**Exercise tasks**
- A) Answer these questions from the post on journaling ideas:
(i) What did the link the friend sent offer?
(ii) How many investing blogs had been written and published on Steemit.com as of August 30, 2019?
(iii) What did the forex trainers always tell them to write?
- B) Print the post on journaling ideas from "I digress. I" to "in your mind.".

======== Text under study ========

Journaling Ideas
Journaling Ideas Revisited
A friend sent me a link the other day with an offer of some journaling Private Label Rights (PLR) articles. This got me thinking again about journaling ideas drawn from investing success and applied to my own internet marketing
The pitch was interesting – here is some free PLR from my friend with no sales pitch at all. Normally one is not allowed to give away PLR – you can give away the material but not the PLR. Two journaling ideas came to my head when I read the email.
1. My Journaling Success
I have had great success writing up my investing journal. As of August 30, 2019, I have written and published 462 investing blogs over at Steemit.com. You can find the link right here on this blog under the Investing Blogs menu item above. There is a story in there too – I went to have a look at the feed page when I started on this train of thought and it crashed my website. I got that WordPress white screen of death (WSOD) – took a while to fix that. It seems that the plugin that was pulling the posts from Steemit was deprecated and it crashed the whole site. That took me down a whole rabbit hole of technical stuff to fix it – now it is fed as an RSS feed.
I digress. I started trading forex some years ago now. The trainers always told us to write a trading journal.
- What the trade was.
- What you saw.
- What was in your mind.
- How were your emotions.

======== Provided information ========

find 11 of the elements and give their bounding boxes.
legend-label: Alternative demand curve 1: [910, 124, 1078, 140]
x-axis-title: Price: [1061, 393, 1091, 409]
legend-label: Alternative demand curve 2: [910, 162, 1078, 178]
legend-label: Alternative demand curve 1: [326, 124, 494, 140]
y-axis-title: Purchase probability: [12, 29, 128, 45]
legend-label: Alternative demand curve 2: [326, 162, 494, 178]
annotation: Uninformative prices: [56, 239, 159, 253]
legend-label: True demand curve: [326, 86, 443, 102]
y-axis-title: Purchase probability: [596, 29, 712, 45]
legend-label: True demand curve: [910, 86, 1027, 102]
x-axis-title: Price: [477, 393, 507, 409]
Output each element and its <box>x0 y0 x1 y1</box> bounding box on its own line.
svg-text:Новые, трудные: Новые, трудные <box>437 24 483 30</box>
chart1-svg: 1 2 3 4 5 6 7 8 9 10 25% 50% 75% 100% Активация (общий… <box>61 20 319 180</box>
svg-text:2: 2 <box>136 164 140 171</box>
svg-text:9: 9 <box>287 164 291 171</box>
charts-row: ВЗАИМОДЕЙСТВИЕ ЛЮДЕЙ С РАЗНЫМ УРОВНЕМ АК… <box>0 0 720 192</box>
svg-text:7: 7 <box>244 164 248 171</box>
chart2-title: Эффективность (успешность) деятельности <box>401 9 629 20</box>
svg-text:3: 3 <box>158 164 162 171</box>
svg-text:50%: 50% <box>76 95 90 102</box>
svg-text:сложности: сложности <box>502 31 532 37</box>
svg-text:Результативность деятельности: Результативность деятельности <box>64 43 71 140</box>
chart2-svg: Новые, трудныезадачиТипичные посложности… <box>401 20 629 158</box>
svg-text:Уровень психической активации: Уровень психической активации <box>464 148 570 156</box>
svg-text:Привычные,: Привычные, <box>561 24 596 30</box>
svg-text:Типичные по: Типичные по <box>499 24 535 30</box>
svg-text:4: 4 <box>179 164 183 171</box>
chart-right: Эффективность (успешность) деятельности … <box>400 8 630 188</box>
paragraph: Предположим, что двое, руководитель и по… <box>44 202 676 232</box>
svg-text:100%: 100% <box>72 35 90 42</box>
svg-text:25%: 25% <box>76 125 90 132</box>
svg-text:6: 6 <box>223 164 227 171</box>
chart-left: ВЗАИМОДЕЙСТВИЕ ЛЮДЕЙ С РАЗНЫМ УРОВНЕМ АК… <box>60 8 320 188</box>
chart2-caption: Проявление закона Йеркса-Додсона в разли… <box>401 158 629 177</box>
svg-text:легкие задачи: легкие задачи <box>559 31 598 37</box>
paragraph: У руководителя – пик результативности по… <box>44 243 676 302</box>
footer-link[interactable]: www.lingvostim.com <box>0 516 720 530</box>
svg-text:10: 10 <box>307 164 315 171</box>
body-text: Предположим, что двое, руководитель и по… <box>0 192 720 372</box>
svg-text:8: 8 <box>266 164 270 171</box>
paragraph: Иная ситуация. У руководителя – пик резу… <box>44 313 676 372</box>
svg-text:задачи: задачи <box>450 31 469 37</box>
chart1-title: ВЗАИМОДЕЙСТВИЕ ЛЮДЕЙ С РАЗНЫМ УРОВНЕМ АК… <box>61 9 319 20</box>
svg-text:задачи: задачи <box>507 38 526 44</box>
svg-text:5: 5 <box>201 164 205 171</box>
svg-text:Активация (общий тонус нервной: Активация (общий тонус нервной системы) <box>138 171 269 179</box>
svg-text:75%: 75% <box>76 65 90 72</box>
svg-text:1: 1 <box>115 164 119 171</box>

========

**Answers for this exercise**
- A)
(i) Some journaling Private Label Rights (PLR) articles
(ii) 462
(iii) A trading journal

- B)
I digress. I started trading forex some years ago now. The trainers always told us to write a trading journal.
- What the trade was.
- What you saw.
- What was in your mind.